== WORKING DATA ==
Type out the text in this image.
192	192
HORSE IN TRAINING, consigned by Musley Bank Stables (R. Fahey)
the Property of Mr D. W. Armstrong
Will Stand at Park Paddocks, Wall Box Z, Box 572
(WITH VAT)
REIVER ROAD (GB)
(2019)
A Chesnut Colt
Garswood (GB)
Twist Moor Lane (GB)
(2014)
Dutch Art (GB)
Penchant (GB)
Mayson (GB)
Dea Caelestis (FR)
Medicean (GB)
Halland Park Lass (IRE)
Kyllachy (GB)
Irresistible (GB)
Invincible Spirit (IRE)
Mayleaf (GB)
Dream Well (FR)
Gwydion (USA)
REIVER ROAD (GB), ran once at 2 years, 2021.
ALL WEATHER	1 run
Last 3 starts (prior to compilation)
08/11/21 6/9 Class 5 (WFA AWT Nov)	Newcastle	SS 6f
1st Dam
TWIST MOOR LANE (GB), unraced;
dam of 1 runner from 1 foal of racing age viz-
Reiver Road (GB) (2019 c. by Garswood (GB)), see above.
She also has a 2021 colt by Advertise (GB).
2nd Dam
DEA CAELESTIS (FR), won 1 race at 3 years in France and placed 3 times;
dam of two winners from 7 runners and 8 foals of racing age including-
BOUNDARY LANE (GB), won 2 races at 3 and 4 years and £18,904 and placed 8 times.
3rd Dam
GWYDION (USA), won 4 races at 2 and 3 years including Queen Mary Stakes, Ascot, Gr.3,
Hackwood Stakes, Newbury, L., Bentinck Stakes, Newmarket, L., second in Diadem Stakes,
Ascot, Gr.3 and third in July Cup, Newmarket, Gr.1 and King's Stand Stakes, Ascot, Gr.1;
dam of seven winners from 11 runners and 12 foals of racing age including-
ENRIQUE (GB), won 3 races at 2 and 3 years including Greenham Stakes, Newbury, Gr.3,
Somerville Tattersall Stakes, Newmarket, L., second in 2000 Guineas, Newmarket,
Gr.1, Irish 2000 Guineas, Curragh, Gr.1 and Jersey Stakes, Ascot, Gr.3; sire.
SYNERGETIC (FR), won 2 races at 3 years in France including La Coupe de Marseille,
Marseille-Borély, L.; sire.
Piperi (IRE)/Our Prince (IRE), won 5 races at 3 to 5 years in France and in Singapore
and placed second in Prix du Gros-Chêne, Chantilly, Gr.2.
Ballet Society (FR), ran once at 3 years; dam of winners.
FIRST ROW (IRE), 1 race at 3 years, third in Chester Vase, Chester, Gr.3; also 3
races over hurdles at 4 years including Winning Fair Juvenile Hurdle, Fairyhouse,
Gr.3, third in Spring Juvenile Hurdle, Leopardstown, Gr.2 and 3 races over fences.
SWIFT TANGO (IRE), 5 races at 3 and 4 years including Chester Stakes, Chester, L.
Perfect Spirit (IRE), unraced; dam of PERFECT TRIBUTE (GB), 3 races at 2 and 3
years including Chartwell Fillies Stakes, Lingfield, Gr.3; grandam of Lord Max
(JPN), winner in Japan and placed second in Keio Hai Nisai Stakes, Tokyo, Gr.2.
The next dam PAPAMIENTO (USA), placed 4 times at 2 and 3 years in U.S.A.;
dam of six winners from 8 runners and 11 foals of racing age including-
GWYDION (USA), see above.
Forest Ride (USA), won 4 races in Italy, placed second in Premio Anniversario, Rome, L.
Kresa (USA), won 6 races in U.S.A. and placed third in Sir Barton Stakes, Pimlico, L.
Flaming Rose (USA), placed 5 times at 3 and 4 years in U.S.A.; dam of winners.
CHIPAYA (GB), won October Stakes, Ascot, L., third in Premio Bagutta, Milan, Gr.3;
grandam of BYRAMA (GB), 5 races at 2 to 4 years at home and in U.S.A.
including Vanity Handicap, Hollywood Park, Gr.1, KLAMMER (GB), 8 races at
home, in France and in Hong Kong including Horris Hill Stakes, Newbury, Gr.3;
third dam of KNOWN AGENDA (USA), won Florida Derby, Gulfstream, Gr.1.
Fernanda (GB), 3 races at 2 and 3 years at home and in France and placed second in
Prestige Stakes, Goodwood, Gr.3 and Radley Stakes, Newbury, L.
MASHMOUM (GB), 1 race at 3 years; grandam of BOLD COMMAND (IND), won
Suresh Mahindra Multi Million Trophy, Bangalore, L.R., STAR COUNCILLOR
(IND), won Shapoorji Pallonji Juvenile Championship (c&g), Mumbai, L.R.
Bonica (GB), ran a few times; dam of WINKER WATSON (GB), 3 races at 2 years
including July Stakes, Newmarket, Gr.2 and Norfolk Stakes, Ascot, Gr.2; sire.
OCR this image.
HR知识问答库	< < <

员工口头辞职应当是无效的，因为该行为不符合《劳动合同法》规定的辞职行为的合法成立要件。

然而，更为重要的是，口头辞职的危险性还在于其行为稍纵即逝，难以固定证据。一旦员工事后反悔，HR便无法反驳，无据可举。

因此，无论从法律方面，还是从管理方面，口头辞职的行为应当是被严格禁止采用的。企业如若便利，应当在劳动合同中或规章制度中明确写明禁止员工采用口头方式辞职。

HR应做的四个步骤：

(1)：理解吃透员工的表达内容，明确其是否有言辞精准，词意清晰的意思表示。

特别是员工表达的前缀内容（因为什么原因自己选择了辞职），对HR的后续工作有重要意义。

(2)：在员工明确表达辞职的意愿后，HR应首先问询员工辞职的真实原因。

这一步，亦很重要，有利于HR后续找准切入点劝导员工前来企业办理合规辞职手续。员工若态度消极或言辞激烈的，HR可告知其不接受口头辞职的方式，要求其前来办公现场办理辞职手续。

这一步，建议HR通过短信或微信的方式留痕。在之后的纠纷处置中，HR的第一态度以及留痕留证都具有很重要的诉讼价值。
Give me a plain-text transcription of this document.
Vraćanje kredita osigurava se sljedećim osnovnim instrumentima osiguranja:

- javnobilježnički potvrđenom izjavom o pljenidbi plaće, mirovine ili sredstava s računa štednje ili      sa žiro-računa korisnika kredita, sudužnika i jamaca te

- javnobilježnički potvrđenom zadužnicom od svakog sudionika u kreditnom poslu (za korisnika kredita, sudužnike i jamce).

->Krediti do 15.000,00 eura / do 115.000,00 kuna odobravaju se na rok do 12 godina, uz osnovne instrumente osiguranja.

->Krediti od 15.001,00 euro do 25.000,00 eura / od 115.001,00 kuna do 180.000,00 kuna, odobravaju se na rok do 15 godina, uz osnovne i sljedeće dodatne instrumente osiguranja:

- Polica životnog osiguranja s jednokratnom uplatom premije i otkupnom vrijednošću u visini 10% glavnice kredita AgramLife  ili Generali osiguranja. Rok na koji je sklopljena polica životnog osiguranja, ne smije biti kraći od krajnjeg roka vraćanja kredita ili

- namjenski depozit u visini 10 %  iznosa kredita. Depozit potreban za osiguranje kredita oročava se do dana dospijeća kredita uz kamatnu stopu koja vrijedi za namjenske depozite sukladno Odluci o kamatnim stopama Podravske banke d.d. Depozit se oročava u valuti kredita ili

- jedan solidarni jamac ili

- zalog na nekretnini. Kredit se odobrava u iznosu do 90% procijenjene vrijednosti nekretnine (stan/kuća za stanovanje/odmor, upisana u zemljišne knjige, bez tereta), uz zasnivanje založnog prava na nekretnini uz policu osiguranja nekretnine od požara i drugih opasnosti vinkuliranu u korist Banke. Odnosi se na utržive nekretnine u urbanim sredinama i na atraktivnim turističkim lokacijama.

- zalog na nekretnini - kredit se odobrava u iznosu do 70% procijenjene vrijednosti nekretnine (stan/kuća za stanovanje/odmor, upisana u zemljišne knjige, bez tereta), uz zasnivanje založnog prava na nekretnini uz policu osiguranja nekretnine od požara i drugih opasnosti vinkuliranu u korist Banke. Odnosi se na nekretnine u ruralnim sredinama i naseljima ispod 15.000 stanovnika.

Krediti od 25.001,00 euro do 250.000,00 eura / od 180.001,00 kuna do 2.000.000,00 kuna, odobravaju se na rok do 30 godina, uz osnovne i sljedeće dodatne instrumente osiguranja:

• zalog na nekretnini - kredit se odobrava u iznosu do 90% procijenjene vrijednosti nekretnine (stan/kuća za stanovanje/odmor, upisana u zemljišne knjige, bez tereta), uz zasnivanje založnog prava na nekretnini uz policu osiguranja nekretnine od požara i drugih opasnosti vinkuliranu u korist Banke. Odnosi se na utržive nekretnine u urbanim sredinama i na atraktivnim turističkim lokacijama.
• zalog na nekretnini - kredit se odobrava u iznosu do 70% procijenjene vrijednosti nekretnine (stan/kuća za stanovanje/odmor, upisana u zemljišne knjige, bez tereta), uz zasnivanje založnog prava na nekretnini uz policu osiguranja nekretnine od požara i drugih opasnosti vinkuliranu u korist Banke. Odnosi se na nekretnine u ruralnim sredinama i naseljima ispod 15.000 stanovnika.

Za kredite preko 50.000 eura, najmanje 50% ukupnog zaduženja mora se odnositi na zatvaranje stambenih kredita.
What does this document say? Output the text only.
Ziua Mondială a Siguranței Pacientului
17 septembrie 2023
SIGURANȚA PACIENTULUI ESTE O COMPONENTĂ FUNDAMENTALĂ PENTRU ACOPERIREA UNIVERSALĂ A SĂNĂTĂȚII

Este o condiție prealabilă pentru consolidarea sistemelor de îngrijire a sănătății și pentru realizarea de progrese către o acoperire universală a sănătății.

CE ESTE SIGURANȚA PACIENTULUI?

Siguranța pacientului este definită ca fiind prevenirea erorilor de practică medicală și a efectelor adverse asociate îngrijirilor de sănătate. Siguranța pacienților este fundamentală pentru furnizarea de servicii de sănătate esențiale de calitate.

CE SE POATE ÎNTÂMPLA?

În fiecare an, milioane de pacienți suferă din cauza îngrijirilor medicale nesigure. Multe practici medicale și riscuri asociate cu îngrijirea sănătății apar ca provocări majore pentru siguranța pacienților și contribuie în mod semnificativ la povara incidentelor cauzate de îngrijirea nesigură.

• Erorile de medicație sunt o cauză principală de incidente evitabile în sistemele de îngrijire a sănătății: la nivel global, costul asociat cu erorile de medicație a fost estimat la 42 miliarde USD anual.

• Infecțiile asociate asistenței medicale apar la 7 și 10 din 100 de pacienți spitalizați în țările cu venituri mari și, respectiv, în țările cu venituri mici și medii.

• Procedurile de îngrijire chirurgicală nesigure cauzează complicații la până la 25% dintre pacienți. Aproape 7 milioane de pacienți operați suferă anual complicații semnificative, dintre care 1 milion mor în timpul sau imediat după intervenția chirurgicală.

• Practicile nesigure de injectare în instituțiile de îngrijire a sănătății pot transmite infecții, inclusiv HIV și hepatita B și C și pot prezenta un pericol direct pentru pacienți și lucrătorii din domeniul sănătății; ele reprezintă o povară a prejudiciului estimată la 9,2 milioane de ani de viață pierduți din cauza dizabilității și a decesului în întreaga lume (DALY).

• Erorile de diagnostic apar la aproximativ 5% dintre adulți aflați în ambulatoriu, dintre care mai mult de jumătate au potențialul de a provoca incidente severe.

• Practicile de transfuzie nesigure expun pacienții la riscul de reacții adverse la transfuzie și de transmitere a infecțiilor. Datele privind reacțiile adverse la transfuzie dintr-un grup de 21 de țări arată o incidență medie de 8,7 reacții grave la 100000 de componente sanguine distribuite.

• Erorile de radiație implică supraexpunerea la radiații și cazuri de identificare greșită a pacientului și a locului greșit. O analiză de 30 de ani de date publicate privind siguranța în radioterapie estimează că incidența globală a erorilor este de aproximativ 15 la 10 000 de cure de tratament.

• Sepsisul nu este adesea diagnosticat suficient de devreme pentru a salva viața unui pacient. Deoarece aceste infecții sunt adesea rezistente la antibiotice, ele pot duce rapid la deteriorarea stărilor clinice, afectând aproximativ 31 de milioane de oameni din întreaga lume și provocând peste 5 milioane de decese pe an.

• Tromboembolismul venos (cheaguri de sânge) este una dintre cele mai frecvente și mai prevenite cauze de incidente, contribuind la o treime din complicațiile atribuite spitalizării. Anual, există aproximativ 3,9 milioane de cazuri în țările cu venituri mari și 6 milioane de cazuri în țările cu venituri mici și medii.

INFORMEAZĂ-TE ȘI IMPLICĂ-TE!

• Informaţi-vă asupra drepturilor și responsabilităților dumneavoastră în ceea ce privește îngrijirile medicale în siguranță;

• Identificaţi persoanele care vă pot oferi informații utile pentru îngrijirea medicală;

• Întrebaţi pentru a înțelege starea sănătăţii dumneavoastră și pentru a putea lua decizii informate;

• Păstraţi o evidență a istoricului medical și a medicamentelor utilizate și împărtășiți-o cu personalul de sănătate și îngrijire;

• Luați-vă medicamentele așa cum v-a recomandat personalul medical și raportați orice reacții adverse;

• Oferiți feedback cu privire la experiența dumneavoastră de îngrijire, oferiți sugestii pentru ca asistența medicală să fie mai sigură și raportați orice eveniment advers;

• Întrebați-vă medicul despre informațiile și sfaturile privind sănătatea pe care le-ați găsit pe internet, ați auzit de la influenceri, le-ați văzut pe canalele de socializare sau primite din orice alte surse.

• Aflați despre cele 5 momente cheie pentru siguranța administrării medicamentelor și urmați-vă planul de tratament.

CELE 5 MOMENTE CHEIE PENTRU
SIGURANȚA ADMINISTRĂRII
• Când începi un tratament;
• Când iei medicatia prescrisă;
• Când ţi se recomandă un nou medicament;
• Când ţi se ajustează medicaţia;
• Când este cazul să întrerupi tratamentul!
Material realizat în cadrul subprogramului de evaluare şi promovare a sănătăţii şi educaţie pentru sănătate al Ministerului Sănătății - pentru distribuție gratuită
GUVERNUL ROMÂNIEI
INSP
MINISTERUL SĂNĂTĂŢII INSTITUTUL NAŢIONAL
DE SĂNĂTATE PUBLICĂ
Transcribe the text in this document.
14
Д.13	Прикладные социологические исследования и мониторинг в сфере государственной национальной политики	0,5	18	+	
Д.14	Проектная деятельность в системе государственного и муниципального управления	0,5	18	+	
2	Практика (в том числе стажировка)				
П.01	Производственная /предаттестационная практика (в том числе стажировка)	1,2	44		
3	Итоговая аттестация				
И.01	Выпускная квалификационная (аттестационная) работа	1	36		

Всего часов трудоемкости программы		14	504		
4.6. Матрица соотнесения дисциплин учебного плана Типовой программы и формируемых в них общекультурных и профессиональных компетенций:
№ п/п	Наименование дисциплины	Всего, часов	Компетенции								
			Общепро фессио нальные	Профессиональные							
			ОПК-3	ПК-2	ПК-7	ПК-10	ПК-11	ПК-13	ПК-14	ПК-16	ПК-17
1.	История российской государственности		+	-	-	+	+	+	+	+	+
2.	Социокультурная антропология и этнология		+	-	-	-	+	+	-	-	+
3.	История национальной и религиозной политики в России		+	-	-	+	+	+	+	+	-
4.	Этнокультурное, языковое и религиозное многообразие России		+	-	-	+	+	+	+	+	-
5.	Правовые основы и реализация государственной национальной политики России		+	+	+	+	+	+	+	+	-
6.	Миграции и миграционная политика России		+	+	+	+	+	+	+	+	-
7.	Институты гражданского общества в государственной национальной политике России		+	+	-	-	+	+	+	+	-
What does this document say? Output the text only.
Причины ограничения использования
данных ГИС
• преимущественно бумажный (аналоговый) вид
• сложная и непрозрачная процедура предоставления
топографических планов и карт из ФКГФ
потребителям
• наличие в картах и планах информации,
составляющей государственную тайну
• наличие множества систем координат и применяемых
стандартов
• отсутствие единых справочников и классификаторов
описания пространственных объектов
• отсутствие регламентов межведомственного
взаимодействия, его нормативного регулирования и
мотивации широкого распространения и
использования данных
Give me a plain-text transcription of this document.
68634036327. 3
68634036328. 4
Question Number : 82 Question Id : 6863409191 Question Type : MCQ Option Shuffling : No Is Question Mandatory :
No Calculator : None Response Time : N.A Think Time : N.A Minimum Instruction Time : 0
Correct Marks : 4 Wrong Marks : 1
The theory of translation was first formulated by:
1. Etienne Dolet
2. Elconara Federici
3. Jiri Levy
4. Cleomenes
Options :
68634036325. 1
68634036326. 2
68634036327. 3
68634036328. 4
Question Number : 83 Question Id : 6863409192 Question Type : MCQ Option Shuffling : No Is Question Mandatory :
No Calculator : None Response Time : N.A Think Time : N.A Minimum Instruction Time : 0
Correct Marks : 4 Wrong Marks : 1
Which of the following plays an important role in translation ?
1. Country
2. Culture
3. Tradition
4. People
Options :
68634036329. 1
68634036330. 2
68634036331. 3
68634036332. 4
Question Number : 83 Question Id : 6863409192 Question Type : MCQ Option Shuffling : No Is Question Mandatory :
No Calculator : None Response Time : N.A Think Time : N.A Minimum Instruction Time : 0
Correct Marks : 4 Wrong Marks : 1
===
Search the material above for "mari". Pull out each line where it shows up.

• Infecțiile asociate asistenței medicale apar la 7 și 10 din 100 de pacienți spitalizați în țările cu venituri mari și, respectiv, în țările cu venituri mici și medii.
• Tromboembolismul venos (cheaguri de sânge) este una dintre cele mai frecvente și mai prevenite cauze de incidente, contribuind la o treime din complicațiile atribuite spitalizării. Anual, există aproximativ 3,9 milioane de cazuri în țările cu venituri mari și 6 milioane de cazuri în țările cu venituri mici și medii.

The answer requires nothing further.